Stored records
>> START
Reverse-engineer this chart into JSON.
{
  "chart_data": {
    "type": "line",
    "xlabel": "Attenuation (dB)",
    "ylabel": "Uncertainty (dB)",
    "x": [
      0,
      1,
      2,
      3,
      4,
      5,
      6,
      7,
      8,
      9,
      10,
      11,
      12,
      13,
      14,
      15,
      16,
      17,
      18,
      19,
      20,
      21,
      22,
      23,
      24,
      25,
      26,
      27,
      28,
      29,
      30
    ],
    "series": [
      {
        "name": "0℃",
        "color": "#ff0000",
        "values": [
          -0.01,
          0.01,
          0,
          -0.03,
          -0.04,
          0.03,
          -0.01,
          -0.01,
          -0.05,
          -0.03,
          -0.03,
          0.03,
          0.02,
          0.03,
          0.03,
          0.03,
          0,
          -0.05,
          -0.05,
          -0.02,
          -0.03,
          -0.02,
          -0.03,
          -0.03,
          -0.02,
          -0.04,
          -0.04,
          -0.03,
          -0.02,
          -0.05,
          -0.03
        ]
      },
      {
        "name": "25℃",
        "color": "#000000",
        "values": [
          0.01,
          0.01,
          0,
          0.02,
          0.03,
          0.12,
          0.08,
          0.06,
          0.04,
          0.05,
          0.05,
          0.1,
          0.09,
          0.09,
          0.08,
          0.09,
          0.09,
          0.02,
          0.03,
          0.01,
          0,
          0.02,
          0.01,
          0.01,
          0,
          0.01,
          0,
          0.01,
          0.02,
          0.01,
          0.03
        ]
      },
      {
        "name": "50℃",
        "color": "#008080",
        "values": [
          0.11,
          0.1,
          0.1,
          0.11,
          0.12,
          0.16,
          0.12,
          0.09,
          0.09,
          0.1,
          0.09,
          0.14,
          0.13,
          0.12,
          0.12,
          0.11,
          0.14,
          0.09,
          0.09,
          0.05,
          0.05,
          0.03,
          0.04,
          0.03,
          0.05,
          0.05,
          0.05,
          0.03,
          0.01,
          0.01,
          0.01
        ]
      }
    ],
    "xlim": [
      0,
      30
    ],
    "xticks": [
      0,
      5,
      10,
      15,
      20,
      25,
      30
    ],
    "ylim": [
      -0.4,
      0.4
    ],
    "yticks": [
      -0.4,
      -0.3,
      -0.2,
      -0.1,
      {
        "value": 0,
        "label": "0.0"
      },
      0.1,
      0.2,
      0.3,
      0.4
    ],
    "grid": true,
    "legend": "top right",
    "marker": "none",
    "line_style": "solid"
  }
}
>> END
Locate the word "color" in the entries, and copy every line where it is found.

* Task answer
        "color": "#ff0000",
        "color": "#000000",
        "color": "#008080",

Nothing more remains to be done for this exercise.